#### What is being asked
Return the material exactly as supplied, apart from the pictures, which are omitted.

#### Input material
☆ ☆ ☆
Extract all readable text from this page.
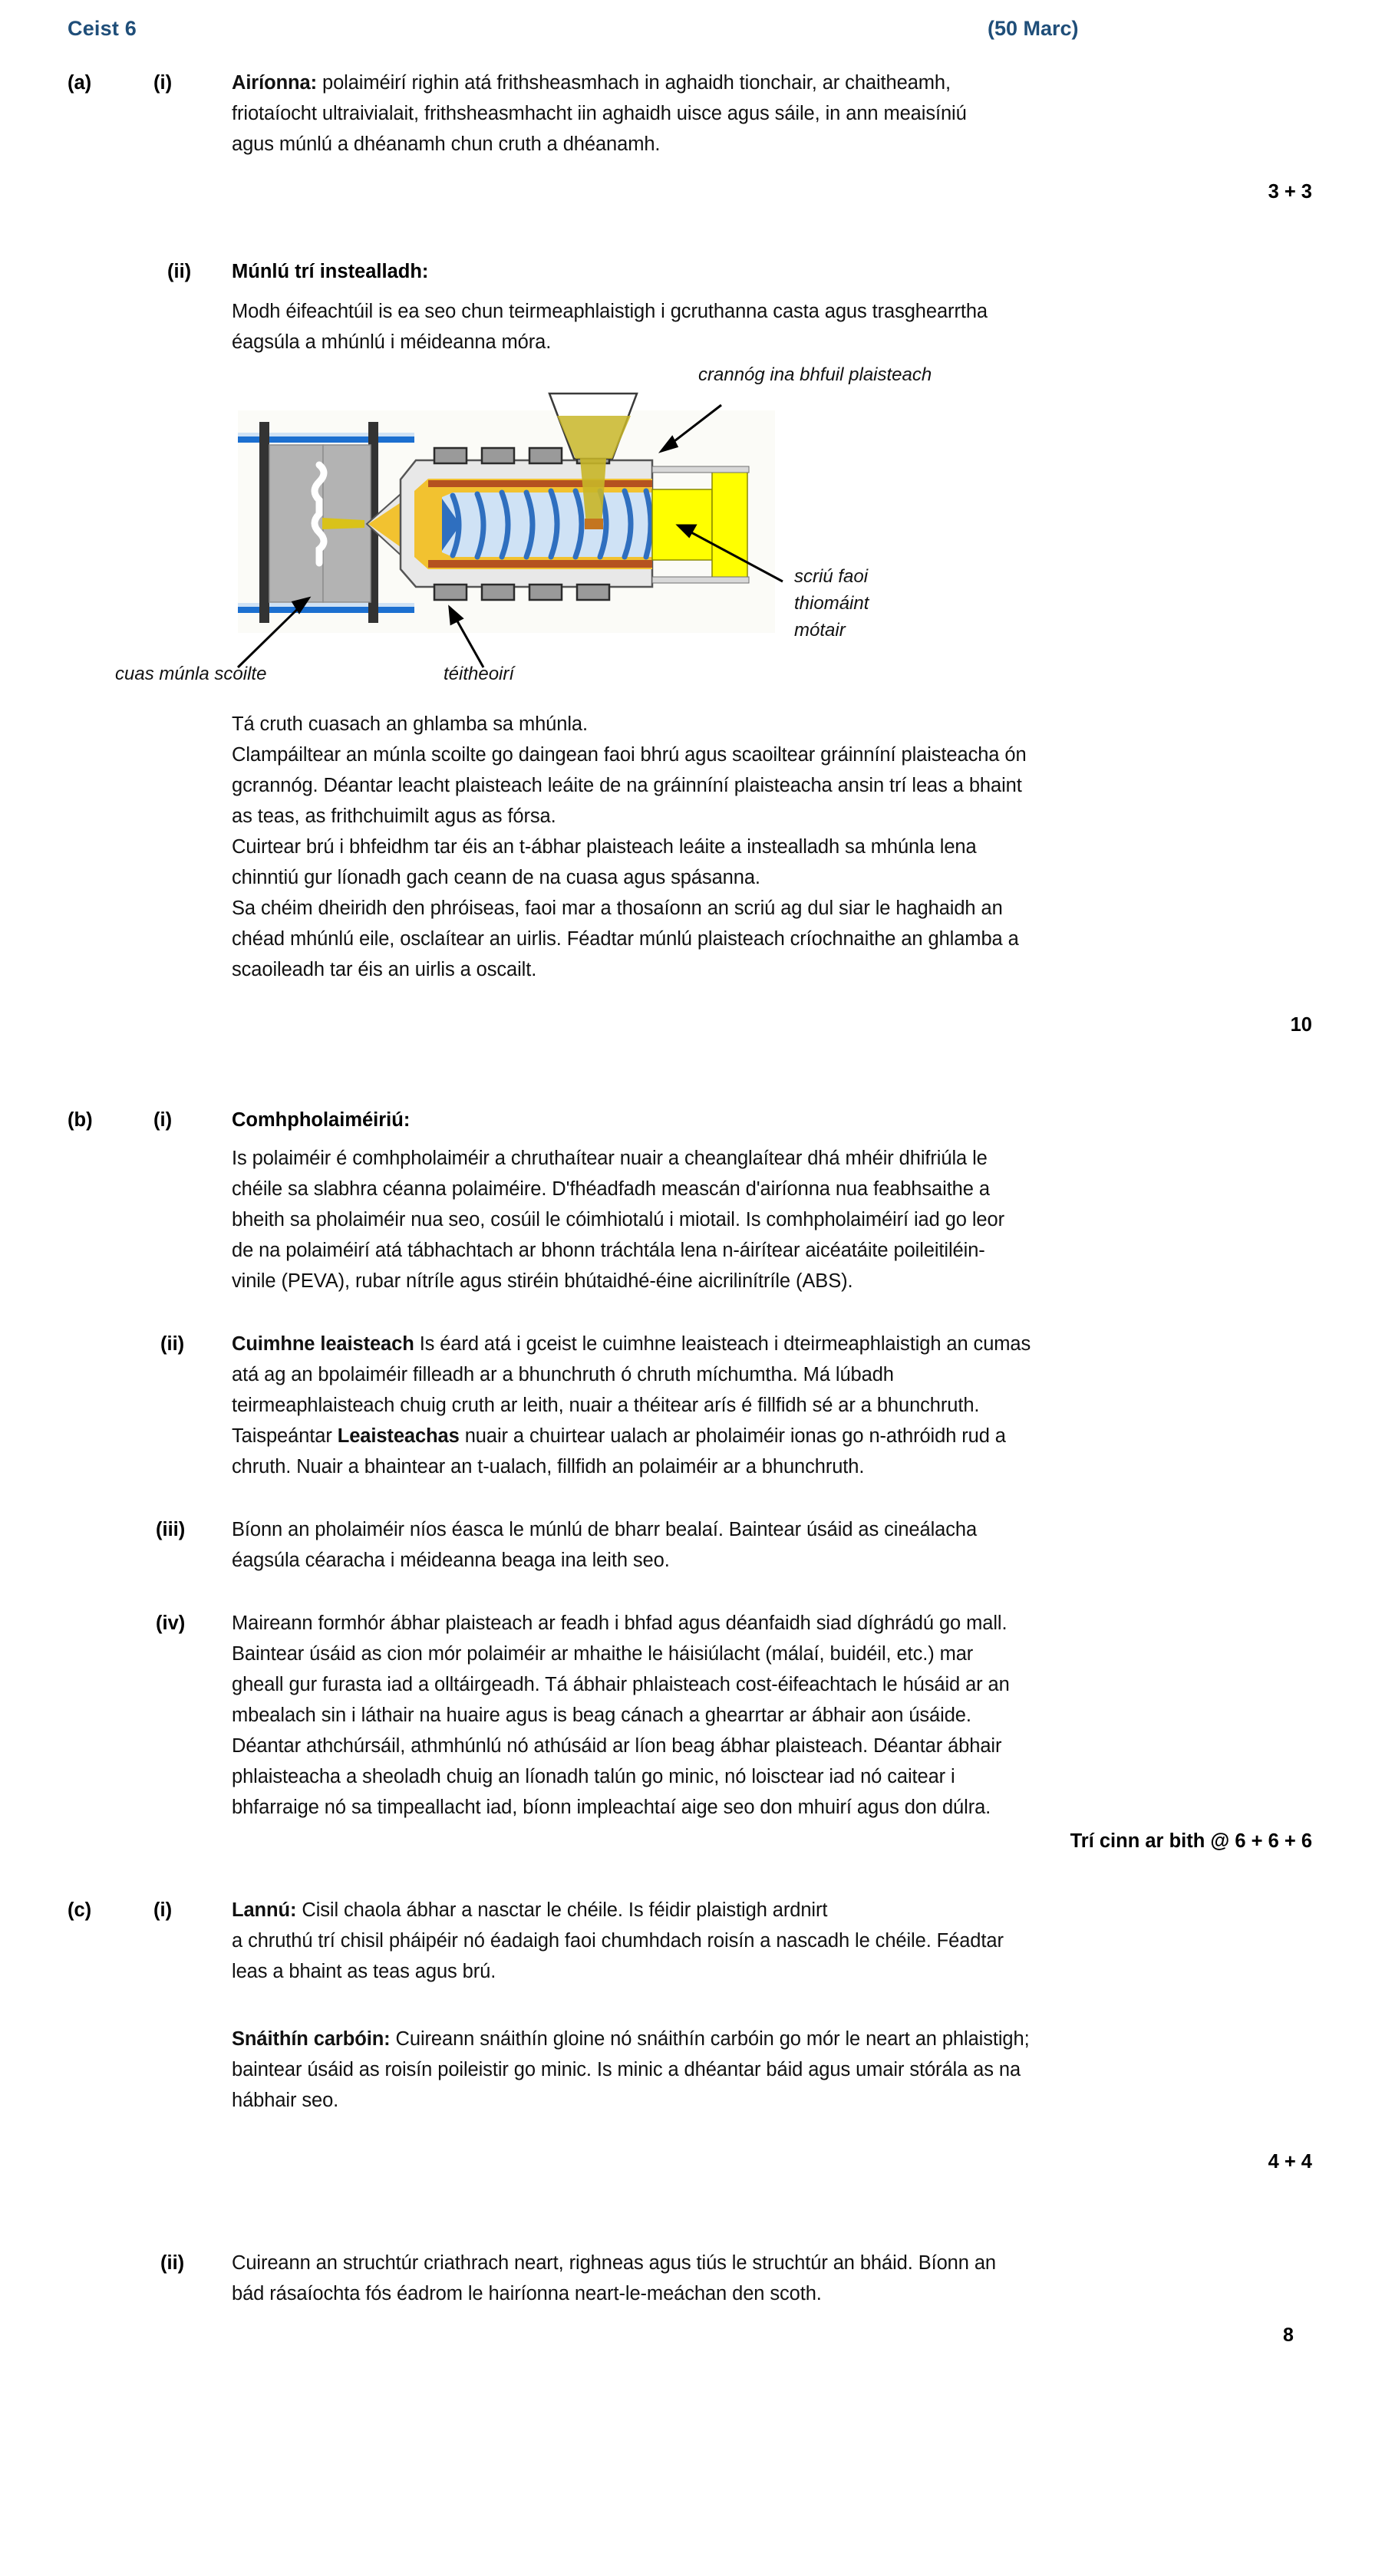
Ceist 6	(50 Marc)
(a)	(i)	Airíonna: polaiméirí righin atá frithsheasmhach in aghaidh tionchair, ar chaitheamh,
friotaíocht ultraivialait, frithsheasmhacht iin aghaidh uisce agus sáile, in ann meaisíniú
agus múnlú a dhéanamh chun cruth a dhéanamh.
3 + 3
(ii) Múnlú trí instealladh:
Modh éifeachtúil is ea seo chun teirmeaphlaistigh i gcruthanna casta agus trasghearrtha
éagsúla a mhúnlú i méideanna móra.
crannóg ina bhfuil plaisteach
scriú faoi
thiomáint
mótair
cuas múnla scoilte	téitheoirí
Tá cruth cuasach an ghlamba sa mhúnla.
Clampáiltear an múnla scoilte go daingean faoi bhrú agus scaoiltear gráinníní plaisteacha ón
gcrannóg. Déantar leacht plaisteach leáite de na gráinníní plaisteacha ansin trí leas a bhaint
as teas, as frithchuimilt agus as fórsa.
Cuirtear brú i bhfeidhm tar éis an t-ábhar plaisteach leáite a instealladh sa mhúnla lena
chinntiú gur líonadh gach ceann de na cuasa agus spásanna.
Sa chéim dheiridh den phróiseas, faoi mar a thosaíonn an scriú ag dul siar le haghaidh an
chéad mhúnlú eile, osclaítear an uirlis. Féadtar múnlú plaisteach críochnaithe an ghlamba a
scaoileadh tar éis an uirlis a oscailt.
10
(b)	(i)	Comhpholaiméiriú:
Is polaiméir é comhpholaiméir a chruthaítear nuair a cheanglaítear dhá mhéir dhifriúla le
chéile sa slabhra céanna polaiméire. D'fhéadfadh meascán d'airíonna nua feabhsaithe a
bheith sa pholaiméir nua seo, cosúil le cóimhiotalú i miotail. Is comhpholaiméirí iad go leor
de na polaiméirí atá tábhachtach ar bhonn tráchtála lena n-áirítear aicéatáite poileitiléin-
vinile (PEVA), rubar nítríle agus stiréin bhútaidhé-éine aicrilinítríle (ABS).
(ii) Cuimhne leaisteach Is éard atá i gceist le cuimhne leaisteach i dteirmeaphlaistigh an cumas
atá ag an bpolaiméir filleadh ar a bhunchruth ó chruth míchumtha. Má lúbadh
teirmeaphlaisteach chuig cruth ar leith, nuair a théitear arís é fillfidh sé ar a bhunchruth.
Taispeántar Leaisteachas nuair a chuirtear ualach ar pholaiméir ionas go n-athróidh rud a
chruth. Nuair a bhaintear an t-ualach, fillfidh an polaiméir ar a bhunchruth.
(iii) Bíonn an pholaiméir níos éasca le múnlú de bharr bealaí. Baintear úsáid as cineálacha
éagsúla céaracha i méideanna beaga ina leith seo.
(iv) Maireann formhór ábhar plaisteach ar feadh i bhfad agus déanfaidh siad díghrádú go mall.
Baintear úsáid as cion mór polaiméir ar mhaithe le háisiúlacht (málaí, buidéil, etc.) mar
gheall gur furasta iad a olltáirgeadh. Tá ábhair phlaisteach cost-éifeachtach le húsáid ar an
mbealach sin i láthair na huaire agus is beag cánach a ghearrtar ar ábhair aon úsáide.
Déantar athchúrsáil, athmhúnlú nó athúsáid ar líon beag ábhar plaisteach. Déantar ábhair
phlaisteacha a sheoladh chuig an líonadh talún go minic, nó loisctear iad nó caitear i
bhfarraige nó sa timpeallacht iad, bíonn impleachtaí aige seo don mhuirí agus don dúlra.
Trí cinn ar bith @ 6 + 6 + 6
(c)	(i)	Lannú: Cisil chaola ábhar a nasctar le chéile. Is féidir plaistigh ardnirt
a chruthú trí chisil pháipéir nó éadaigh faoi chumhdach roisín a nascadh le chéile. Féadtar
leas a bhaint as teas agus brú.
Snáithín carbóin: Cuireann snáithín gloine nó snáithín carbóin go mór le neart an phlaistigh;
baintear úsáid as roisín poileistir go minic. Is minic a dhéantar báid agus umair stórála as na
hábhair seo.
4 + 4
(ii) Cuireann an struchtúr criathrach neart, righneas agus tiús le struchtúr an bháid. Bíonn an
bád rásaíochta fós éadrom le hairíonna neart-le-meáchan den scoth.
8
☆ ☆ ☆
#### Answer to the problem
Extract all readable text from this page.
Ceist 6	(50 Marc)
(a)	(i)	Airíonna: polaiméirí righin atá frithsheasmhach in aghaidh tionchair, ar chaitheamh,
friotaíocht ultraivialait, frithsheasmhacht iin aghaidh uisce agus sáile, in ann meaisíniú
agus múnlú a dhéanamh chun cruth a dhéanamh.
3 + 3
(ii) Múnlú trí instealladh:
Modh éifeachtúil is ea seo chun teirmeaphlaistigh i gcruthanna casta agus trasghearrtha
éagsúla a mhúnlú i méideanna móra.
crannóg ina bhfuil plaisteach
scriú faoi
thiomáint
mótair
cuas múnla scoilte	téitheoirí
Tá cruth cuasach an ghlamba sa mhúnla.
Clampáiltear an múnla scoilte go daingean faoi bhrú agus scaoiltear gráinníní plaisteacha ón
gcrannóg. Déantar leacht plaisteach leáite de na gráinníní plaisteacha ansin trí leas a bhaint
as teas, as frithchuimilt agus as fórsa.
Cuirtear brú i bhfeidhm tar éis an t-ábhar plaisteach leáite a instealladh sa mhúnla lena
chinntiú gur líonadh gach ceann de na cuasa agus spásanna.
Sa chéim dheiridh den phróiseas, faoi mar a thosaíonn an scriú ag dul siar le haghaidh an
chéad mhúnlú eile, osclaítear an uirlis. Féadtar múnlú plaisteach críochnaithe an ghlamba a
scaoileadh tar éis an uirlis a oscailt.
10
(b)	(i)	Comhpholaiméiriú:
Is polaiméir é comhpholaiméir a chruthaítear nuair a cheanglaítear dhá mhéir dhifriúla le
chéile sa slabhra céanna polaiméire. D'fhéadfadh meascán d'airíonna nua feabhsaithe a
bheith sa pholaiméir nua seo, cosúil le cóimhiotalú i miotail. Is comhpholaiméirí iad go leor
de na polaiméirí atá tábhachtach ar bhonn tráchtála lena n-áirítear aicéatáite poileitiléin-
vinile (PEVA), rubar nítríle agus stiréin bhútaidhé-éine aicrilinítríle (ABS).
(ii) Cuimhne leaisteach Is éard atá i gceist le cuimhne leaisteach i dteirmeaphlaistigh an cumas
atá ag an bpolaiméir filleadh ar a bhunchruth ó chruth míchumtha. Má lúbadh
teirmeaphlaisteach chuig cruth ar leith, nuair a théitear arís é fillfidh sé ar a bhunchruth.
Taispeántar Leaisteachas nuair a chuirtear ualach ar pholaiméir ionas go n-athróidh rud a
chruth. Nuair a bhaintear an t-ualach, fillfidh an polaiméir ar a bhunchruth.
(iii) Bíonn an pholaiméir níos éasca le múnlú de bharr bealaí. Baintear úsáid as cineálacha
éagsúla céaracha i méideanna beaga ina leith seo.
(iv) Maireann formhór ábhar plaisteach ar feadh i bhfad agus déanfaidh siad díghrádú go mall.
Baintear úsáid as cion mór polaiméir ar mhaithe le háisiúlacht (málaí, buidéil, etc.) mar
gheall gur furasta iad a olltáirgeadh. Tá ábhair phlaisteach cost-éifeachtach le húsáid ar an
mbealach sin i láthair na huaire agus is beag cánach a ghearrtar ar ábhair aon úsáide.
Déantar athchúrsáil, athmhúnlú nó athúsáid ar líon beag ábhar plaisteach. Déantar ábhair
phlaisteacha a sheoladh chuig an líonadh talún go minic, nó loisctear iad nó caitear i
bhfarraige nó sa timpeallacht iad, bíonn impleachtaí aige seo don mhuirí agus don dúlra.
Trí cinn ar bith @ 6 + 6 + 6
(c)	(i)	Lannú: Cisil chaola ábhar a nasctar le chéile. Is féidir plaistigh ardnirt
a chruthú trí chisil pháipéir nó éadaigh faoi chumhdach roisín a nascadh le chéile. Féadtar
leas a bhaint as teas agus brú.
Snáithín carbóin: Cuireann snáithín gloine nó snáithín carbóin go mór le neart an phlaistigh;
baintear úsáid as roisín poileistir go minic. Is minic a dhéantar báid agus umair stórála as na
hábhair seo.
4 + 4
(ii) Cuireann an struchtúr criathrach neart, righneas agus tiús le struchtúr an bháid. Bíonn an
bád rásaíochta fós éadrom le hairíonna neart-le-meáchan den scoth.
8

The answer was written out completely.